Restate the records that follow word for word; no pictures should appear.

━━ Record set

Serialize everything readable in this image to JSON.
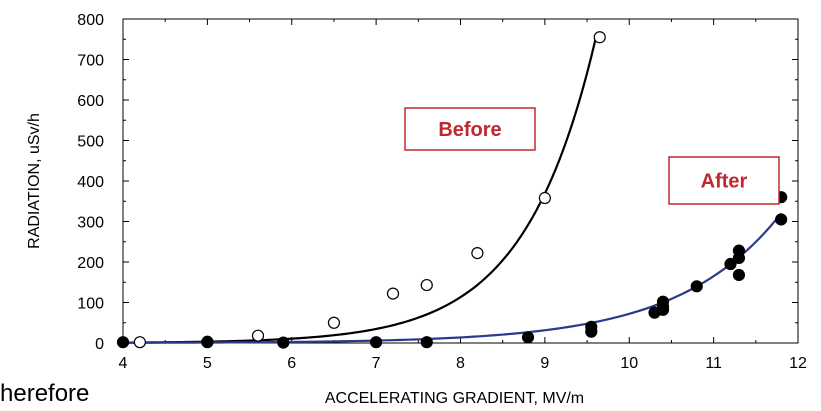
{
  "chart_data": {
    "type": "scatter",
    "xlabel": "ACCELERATING GRADIENT, MV/m",
    "ylabel": "RADIATION, uSv/h",
    "xlim": [
      4,
      12
    ],
    "ylim": [
      0,
      800
    ],
    "x_ticks": [
      4,
      5,
      6,
      7,
      8,
      9,
      10,
      11,
      12
    ],
    "y_ticks": [
      0,
      100,
      200,
      300,
      400,
      500,
      600,
      700,
      800
    ],
    "grid": false,
    "series": [
      {
        "marker": "open-circle",
        "color": "#000000",
        "points": [
          [
            4.2,
            2
          ],
          [
            5.0,
            3
          ],
          [
            5.6,
            18
          ],
          [
            6.5,
            50
          ],
          [
            7.2,
            122
          ],
          [
            7.6,
            143
          ],
          [
            8.2,
            222
          ],
          [
            9.0,
            358
          ],
          [
            9.65,
            755
          ]
        ],
        "fit_curve": {
          "color": "#000000",
          "x_start": 4.0,
          "x_end": 9.6,
          "y_start": 1,
          "y_end": 750
        }
      },
      {
        "marker": "filled-circle",
        "color": "#000000",
        "points": [
          [
            4.0,
            2
          ],
          [
            5.0,
            2
          ],
          [
            5.9,
            1
          ],
          [
            7.0,
            2
          ],
          [
            7.6,
            2
          ],
          [
            8.8,
            14
          ],
          [
            9.55,
            28
          ],
          [
            9.55,
            40
          ],
          [
            10.3,
            75
          ],
          [
            10.4,
            82
          ],
          [
            10.4,
            90
          ],
          [
            10.4,
            102
          ],
          [
            10.8,
            140
          ],
          [
            11.2,
            195
          ],
          [
            11.3,
            168
          ],
          [
            11.3,
            210
          ],
          [
            11.3,
            228
          ],
          [
            11.8,
            305
          ],
          [
            11.8,
            360
          ]
        ],
        "fit_curve": {
          "color": "#2b3a8f",
          "x_start": 4.0,
          "x_end": 11.8,
          "y_start": 0.5,
          "y_end": 320
        }
      }
    ],
    "annotations": [
      {
        "text": "Before",
        "color": "#c0282d"
      },
      {
        "text": "After",
        "color": "#c0282d"
      }
    ]
  },
  "stray_text": "herefore"
}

━━━━

- Result of this task
Serialize everything readable in this image to JSON.
{
  "chart_data": {
    "type": "scatter",
    "xlabel": "ACCELERATING GRADIENT, MV/m",
    "ylabel": "RADIATION, uSv/h",
    "xlim": [
      4,
      12
    ],
    "ylim": [
      0,
      800
    ],
    "x_ticks": [
      4,
      5,
      6,
      7,
      8,
      9,
      10,
      11,
      12
    ],
    "y_ticks": [
      0,
      100,
      200,
      300,
      400,
      500,
      600,
      700,
      800
    ],
    "grid": false,
    "series": [
      {
        "marker": "open-circle",
        "color": "#000000",
        "points": [
          [
            4.2,
            2
          ],
          [
            5.0,
            3
          ],
          [
            5.6,
            18
          ],
          [
            6.5,
            50
          ],
          [
            7.2,
            122
          ],
          [
            7.6,
            143
          ],
          [
            8.2,
            222
          ],
          [
            9.0,
            358
          ],
          [
            9.65,
            755
          ]
        ],
        "fit_curve": {
          "color": "#000000",
          "x_start": 4.0,
          "x_end": 9.6,
          "y_start": 1,
          "y_end": 750
        }
      },
      {
        "marker": "filled-circle",
        "color": "#000000",
        "points": [
          [
            4.0,
            2
          ],
          [
            5.0,
            2
          ],
          [
            5.9,
            1
          ],
          [
            7.0,
            2
          ],
          [
            7.6,
            2
          ],
          [
            8.8,
            14
          ],
          [
            9.55,
            28
          ],
          [
            9.55,
            40
          ],
          [
            10.3,
            75
          ],
          [
            10.4,
            82
          ],
          [
            10.4,
            90
          ],
          [
            10.4,
            102
          ],
          [
            10.8,
            140
          ],
          [
            11.2,
            195
          ],
          [
            11.3,
            168
          ],
          [
            11.3,
            210
          ],
          [
            11.3,
            228
          ],
          [
            11.8,
            305
          ],
          [
            11.8,
            360
          ]
        ],
        "fit_curve": {
          "color": "#2b3a8f",
          "x_start": 4.0,
          "x_end": 11.8,
          "y_start": 0.5,
          "y_end": 320
        }
      }
    ],
    "annotations": [
      {
        "text": "Before",
        "color": "#c0282d"
      },
      {
        "text": "After",
        "color": "#c0282d"
      }
    ]
  },
  "stray_text": "herefore"
}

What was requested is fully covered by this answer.